GOAL:
Copy whichever lines contain the string "History".

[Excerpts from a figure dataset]

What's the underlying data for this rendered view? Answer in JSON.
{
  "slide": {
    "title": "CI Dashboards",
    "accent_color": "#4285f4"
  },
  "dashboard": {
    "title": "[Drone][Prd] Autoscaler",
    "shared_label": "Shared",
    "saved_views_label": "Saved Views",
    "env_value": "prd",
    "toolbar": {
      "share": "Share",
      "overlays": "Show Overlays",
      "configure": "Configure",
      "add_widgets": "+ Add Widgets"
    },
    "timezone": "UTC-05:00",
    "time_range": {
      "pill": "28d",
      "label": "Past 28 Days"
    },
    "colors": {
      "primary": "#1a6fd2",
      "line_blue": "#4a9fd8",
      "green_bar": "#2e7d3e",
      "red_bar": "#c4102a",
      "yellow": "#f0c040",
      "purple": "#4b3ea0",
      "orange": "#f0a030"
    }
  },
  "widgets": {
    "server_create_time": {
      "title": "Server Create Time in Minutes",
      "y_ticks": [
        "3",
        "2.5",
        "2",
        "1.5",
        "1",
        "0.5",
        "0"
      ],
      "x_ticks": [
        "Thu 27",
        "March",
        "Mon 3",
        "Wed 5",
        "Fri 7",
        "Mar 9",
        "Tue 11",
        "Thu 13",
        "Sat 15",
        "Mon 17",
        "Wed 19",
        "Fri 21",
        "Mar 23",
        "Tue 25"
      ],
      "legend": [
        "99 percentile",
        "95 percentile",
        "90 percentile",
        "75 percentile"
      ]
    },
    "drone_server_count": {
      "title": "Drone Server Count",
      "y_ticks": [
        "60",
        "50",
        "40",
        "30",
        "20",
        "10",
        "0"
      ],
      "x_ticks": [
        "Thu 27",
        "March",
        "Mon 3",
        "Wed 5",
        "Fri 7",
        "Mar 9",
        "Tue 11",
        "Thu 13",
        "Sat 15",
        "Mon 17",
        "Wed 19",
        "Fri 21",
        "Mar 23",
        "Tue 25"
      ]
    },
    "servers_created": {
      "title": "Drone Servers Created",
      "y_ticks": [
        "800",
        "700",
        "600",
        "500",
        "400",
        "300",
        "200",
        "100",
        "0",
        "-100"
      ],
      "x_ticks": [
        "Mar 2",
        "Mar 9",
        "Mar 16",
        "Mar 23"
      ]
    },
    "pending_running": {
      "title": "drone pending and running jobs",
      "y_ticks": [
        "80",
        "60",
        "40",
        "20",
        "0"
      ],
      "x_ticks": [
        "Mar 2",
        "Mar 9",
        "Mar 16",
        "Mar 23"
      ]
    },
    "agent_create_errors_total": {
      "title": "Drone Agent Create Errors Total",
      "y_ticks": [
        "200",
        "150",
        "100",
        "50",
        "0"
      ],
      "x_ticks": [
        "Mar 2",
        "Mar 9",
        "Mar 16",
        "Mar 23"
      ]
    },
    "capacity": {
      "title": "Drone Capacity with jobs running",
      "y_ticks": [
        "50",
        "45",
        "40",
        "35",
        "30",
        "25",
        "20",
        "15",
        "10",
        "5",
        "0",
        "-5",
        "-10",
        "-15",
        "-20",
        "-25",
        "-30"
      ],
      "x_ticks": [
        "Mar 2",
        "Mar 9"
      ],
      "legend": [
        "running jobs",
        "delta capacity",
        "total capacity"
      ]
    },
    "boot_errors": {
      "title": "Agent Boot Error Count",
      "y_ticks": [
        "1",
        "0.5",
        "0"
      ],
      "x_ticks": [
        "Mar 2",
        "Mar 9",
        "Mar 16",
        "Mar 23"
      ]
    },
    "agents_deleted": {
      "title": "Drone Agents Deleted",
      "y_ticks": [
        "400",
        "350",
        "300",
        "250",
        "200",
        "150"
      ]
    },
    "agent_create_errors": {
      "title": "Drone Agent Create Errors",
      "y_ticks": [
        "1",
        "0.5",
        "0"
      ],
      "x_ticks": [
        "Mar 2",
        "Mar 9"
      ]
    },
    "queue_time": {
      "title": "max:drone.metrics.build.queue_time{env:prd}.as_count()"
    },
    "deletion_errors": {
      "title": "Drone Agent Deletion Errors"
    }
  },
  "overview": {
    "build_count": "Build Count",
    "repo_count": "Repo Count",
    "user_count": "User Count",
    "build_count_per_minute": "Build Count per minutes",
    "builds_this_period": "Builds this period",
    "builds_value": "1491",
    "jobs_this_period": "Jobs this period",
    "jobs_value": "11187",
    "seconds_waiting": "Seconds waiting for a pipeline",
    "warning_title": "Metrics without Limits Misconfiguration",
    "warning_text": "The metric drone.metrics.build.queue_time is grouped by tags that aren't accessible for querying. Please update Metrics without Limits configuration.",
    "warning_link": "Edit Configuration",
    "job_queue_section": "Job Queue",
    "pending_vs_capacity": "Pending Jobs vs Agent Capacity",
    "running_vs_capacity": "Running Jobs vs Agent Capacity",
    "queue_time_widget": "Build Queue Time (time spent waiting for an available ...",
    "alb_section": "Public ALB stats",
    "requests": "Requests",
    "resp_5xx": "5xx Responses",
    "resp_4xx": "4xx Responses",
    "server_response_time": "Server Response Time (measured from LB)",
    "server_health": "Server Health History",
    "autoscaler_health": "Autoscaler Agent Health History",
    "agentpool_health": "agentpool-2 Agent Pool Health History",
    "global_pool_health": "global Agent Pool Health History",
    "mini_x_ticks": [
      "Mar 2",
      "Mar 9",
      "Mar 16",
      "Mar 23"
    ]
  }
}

--

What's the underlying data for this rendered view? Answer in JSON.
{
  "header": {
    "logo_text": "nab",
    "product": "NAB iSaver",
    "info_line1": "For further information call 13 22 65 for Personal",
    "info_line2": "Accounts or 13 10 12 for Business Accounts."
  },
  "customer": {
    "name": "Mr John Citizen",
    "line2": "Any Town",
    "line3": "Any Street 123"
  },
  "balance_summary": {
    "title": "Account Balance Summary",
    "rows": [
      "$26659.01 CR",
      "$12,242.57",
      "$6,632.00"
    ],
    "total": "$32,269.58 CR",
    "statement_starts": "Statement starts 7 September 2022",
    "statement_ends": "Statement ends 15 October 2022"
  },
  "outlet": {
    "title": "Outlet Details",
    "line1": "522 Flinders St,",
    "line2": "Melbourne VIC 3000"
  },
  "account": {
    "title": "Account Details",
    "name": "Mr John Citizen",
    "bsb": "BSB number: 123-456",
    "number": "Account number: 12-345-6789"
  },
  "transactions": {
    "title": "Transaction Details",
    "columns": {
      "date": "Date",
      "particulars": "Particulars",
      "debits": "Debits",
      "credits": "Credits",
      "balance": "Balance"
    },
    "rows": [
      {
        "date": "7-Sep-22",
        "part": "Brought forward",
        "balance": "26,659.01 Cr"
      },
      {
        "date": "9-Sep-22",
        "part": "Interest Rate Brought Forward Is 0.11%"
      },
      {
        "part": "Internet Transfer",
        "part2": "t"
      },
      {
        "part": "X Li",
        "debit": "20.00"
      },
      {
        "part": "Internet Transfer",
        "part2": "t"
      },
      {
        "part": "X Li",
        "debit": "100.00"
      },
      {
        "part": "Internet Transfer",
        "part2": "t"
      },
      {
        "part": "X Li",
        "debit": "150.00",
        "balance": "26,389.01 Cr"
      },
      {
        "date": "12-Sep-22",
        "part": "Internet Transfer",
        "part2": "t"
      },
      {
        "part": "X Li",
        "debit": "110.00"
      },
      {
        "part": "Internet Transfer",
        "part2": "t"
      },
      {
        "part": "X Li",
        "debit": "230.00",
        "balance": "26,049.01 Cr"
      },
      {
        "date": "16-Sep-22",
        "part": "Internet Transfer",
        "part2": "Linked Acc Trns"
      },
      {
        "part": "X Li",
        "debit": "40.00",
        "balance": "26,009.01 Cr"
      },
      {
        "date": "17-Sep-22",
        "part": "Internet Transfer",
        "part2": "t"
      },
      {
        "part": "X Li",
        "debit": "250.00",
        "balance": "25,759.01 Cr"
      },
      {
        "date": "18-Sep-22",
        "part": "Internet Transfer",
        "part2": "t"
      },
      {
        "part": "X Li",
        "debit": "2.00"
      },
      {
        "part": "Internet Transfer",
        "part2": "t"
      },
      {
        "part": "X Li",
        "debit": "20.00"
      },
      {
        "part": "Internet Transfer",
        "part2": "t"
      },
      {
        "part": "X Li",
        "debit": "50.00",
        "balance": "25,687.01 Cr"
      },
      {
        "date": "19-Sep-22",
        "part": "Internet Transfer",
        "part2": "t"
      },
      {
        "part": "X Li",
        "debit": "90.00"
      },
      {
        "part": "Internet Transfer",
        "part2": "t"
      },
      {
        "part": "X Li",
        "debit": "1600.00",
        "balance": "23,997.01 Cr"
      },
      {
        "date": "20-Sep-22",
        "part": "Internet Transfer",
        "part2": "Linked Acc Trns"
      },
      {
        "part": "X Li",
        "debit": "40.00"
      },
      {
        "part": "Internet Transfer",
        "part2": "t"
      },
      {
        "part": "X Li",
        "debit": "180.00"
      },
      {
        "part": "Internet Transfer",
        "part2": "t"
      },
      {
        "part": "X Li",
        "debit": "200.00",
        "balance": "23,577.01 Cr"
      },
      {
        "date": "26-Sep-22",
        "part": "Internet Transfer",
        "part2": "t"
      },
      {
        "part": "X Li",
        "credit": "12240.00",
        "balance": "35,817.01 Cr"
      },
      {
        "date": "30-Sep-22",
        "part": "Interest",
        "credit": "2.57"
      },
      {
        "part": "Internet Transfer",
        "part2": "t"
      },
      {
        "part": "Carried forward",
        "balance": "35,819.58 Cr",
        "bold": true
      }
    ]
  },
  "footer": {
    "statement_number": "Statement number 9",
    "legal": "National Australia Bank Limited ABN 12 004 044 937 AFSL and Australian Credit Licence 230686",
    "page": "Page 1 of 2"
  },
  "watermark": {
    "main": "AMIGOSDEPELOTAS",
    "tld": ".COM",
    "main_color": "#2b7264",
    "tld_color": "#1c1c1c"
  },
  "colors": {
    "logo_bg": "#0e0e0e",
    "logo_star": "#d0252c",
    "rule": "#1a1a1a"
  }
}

THE ANSWER:
    "server_health": "Server Health History",
    "autoscaler_health": "Autoscaler Agent Health History",
    "agentpool_health": "agentpool-2 Agent Pool Health History",
    "global_pool_health": "global Agent Pool Health History",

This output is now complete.